> **What you need to do**
Work through the data and report how many lines include the string "value", giving the number alone.

Items from a data source
▼
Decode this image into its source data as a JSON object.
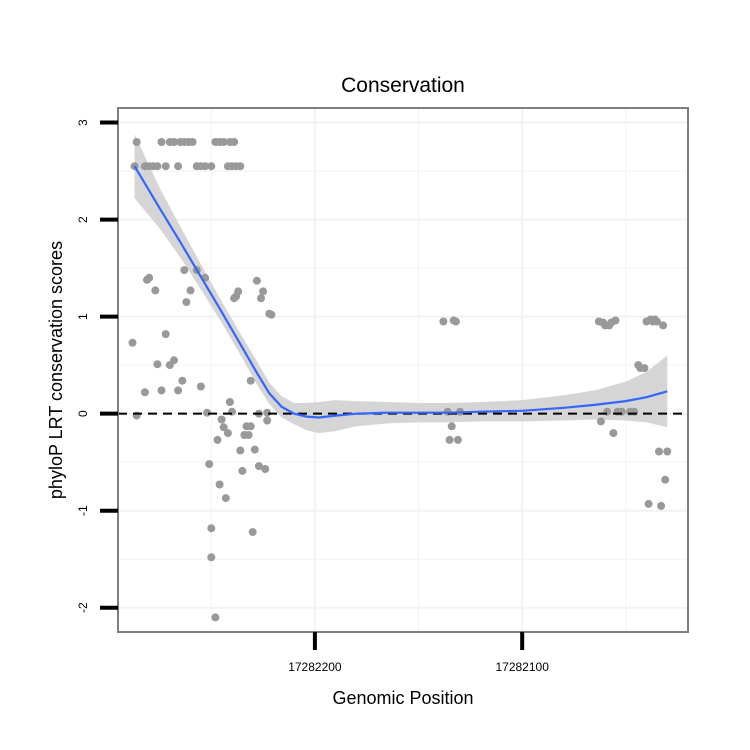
{
  "chart_data": {
    "type": "scatter",
    "title": "Conservation",
    "xlabel": "Genomic Position",
    "ylabel": "phyloP LRT conservation scores",
    "x_reversed": true,
    "xlim": [
      17282295,
      17282020
    ],
    "ylim": [
      -2.25,
      3.15
    ],
    "x_ticks": [
      {
        "value": 17282200,
        "label": "17282200"
      },
      {
        "value": 17282100,
        "label": "17282100"
      }
    ],
    "y_ticks": [
      {
        "value": 3,
        "label": "3"
      },
      {
        "value": 2,
        "label": "2"
      },
      {
        "value": 1,
        "label": "1"
      },
      {
        "value": 0,
        "label": "0"
      },
      {
        "value": -1,
        "label": "-1"
      },
      {
        "value": -2,
        "label": "-2"
      }
    ],
    "reference_line": {
      "y": 0,
      "style": "dashed"
    },
    "colors": {
      "points": "#999999",
      "smooth": "#3366ff",
      "ribbon": "#d3d3d3",
      "panel_border": "#7f7f7f",
      "grid": "#f2f2f2"
    },
    "series": [
      {
        "name": "scores",
        "kind": "points",
        "points": [
          [
            17282287,
            2.55
          ],
          [
            17282286,
            2.8
          ],
          [
            17282282,
            2.55
          ],
          [
            17282280,
            2.55
          ],
          [
            17282278,
            2.55
          ],
          [
            17282276,
            2.55
          ],
          [
            17282274,
            2.8
          ],
          [
            17282272,
            2.55
          ],
          [
            17282270,
            2.8
          ],
          [
            17282268,
            2.8
          ],
          [
            17282266,
            2.55
          ],
          [
            17282265,
            2.8
          ],
          [
            17282263,
            2.8
          ],
          [
            17282261,
            2.8
          ],
          [
            17282259,
            2.8
          ],
          [
            17282257,
            2.55
          ],
          [
            17282255,
            2.55
          ],
          [
            17282253,
            2.55
          ],
          [
            17282250,
            2.55
          ],
          [
            17282248,
            2.8
          ],
          [
            17282246,
            2.8
          ],
          [
            17282244,
            2.8
          ],
          [
            17282242,
            2.55
          ],
          [
            17282241,
            2.8
          ],
          [
            17282240,
            2.55
          ],
          [
            17282239,
            2.8
          ],
          [
            17282238,
            2.55
          ],
          [
            17282236,
            2.55
          ],
          [
            17282288,
            0.73
          ],
          [
            17282286,
            -0.02
          ],
          [
            17282282,
            0.22
          ],
          [
            17282281,
            1.38
          ],
          [
            17282280,
            1.4
          ],
          [
            17282277,
            1.27
          ],
          [
            17282276,
            0.51
          ],
          [
            17282274,
            0.24
          ],
          [
            17282272,
            0.82
          ],
          [
            17282270,
            0.5
          ],
          [
            17282268,
            0.55
          ],
          [
            17282266,
            0.24
          ],
          [
            17282264,
            0.34
          ],
          [
            17282263,
            1.48
          ],
          [
            17282262,
            1.15
          ],
          [
            17282260,
            1.27
          ],
          [
            17282257,
            1.48
          ],
          [
            17282255,
            0.28
          ],
          [
            17282253,
            1.4
          ],
          [
            17282252,
            0.01
          ],
          [
            17282251,
            -0.52
          ],
          [
            17282250,
            -1.48
          ],
          [
            17282250,
            -1.18
          ],
          [
            17282248,
            -2.1
          ],
          [
            17282247,
            -0.27
          ],
          [
            17282246,
            -0.73
          ],
          [
            17282245,
            -0.06
          ],
          [
            17282244,
            -0.14
          ],
          [
            17282243,
            -0.87
          ],
          [
            17282242,
            -0.2
          ],
          [
            17282241,
            0.12
          ],
          [
            17282240,
            0.02
          ],
          [
            17282239,
            1.19
          ],
          [
            17282238,
            1.21
          ],
          [
            17282237,
            1.26
          ],
          [
            17282236,
            -0.38
          ],
          [
            17282235,
            -0.59
          ],
          [
            17282234,
            -0.22
          ],
          [
            17282233,
            -0.13
          ],
          [
            17282232,
            -0.22
          ],
          [
            17282231,
            -0.13
          ],
          [
            17282231,
            0.34
          ],
          [
            17282230,
            -1.22
          ],
          [
            17282229,
            -0.37
          ],
          [
            17282228,
            1.37
          ],
          [
            17282227,
            0.0
          ],
          [
            17282227,
            -0.54
          ],
          [
            17282226,
            1.19
          ],
          [
            17282225,
            1.26
          ],
          [
            17282224,
            -0.57
          ],
          [
            17282223,
            0.01
          ],
          [
            17282223,
            -0.07
          ],
          [
            17282222,
            1.03
          ],
          [
            17282221,
            1.02
          ],
          [
            17282138,
            0.95
          ],
          [
            17282136,
            0.02
          ],
          [
            17282135,
            -0.27
          ],
          [
            17282134,
            -0.13
          ],
          [
            17282133,
            0.96
          ],
          [
            17282132,
            0.95
          ],
          [
            17282131,
            -0.27
          ],
          [
            17282130,
            0.02
          ],
          [
            17282063,
            0.95
          ],
          [
            17282062,
            -0.08
          ],
          [
            17282061,
            0.94
          ],
          [
            17282060,
            0.91
          ],
          [
            17282059,
            0.02
          ],
          [
            17282058,
            0.91
          ],
          [
            17282057,
            0.94
          ],
          [
            17282056,
            -0.2
          ],
          [
            17282055,
            0.96
          ],
          [
            17282054,
            0.02
          ],
          [
            17282052,
            0.02
          ],
          [
            17282048,
            0.02
          ],
          [
            17282046,
            0.02
          ],
          [
            17282044,
            0.5
          ],
          [
            17282043,
            0.47
          ],
          [
            17282041,
            0.47
          ],
          [
            17282040,
            0.95
          ],
          [
            17282039,
            -0.93
          ],
          [
            17282038,
            0.97
          ],
          [
            17282037,
            0.95
          ],
          [
            17282036,
            0.97
          ],
          [
            17282035,
            0.95
          ],
          [
            17282034,
            -0.39
          ],
          [
            17282033,
            -0.95
          ],
          [
            17282032,
            0.91
          ],
          [
            17282031,
            -0.68
          ],
          [
            17282030,
            -0.39
          ]
        ]
      },
      {
        "name": "loess smooth",
        "kind": "line",
        "x": [
          17282287,
          17282275,
          17282265,
          17282255,
          17282245,
          17282235,
          17282228,
          17282222,
          17282216,
          17282210,
          17282204,
          17282198,
          17282190,
          17282180,
          17282165,
          17282150,
          17282135,
          17282120,
          17282100,
          17282080,
          17282065,
          17282050,
          17282040,
          17282030
        ],
        "y": [
          2.55,
          2.12,
          1.77,
          1.41,
          1.05,
          0.68,
          0.42,
          0.21,
          0.07,
          0.0,
          -0.03,
          -0.04,
          -0.02,
          0.0,
          0.01,
          0.01,
          0.01,
          0.02,
          0.03,
          0.06,
          0.09,
          0.13,
          0.17,
          0.23
        ],
        "ci_lower": [
          2.22,
          1.91,
          1.61,
          1.28,
          0.94,
          0.57,
          0.3,
          0.1,
          -0.04,
          -0.11,
          -0.17,
          -0.2,
          -0.18,
          -0.13,
          -0.1,
          -0.09,
          -0.09,
          -0.08,
          -0.08,
          -0.07,
          -0.06,
          -0.07,
          -0.09,
          -0.14
        ],
        "ci_upper": [
          2.88,
          2.33,
          1.93,
          1.54,
          1.16,
          0.79,
          0.54,
          0.32,
          0.18,
          0.11,
          0.11,
          0.12,
          0.14,
          0.13,
          0.12,
          0.11,
          0.11,
          0.12,
          0.14,
          0.19,
          0.24,
          0.33,
          0.43,
          0.6
        ]
      }
    ]
  }
}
▲
> **Response for this exercise**
8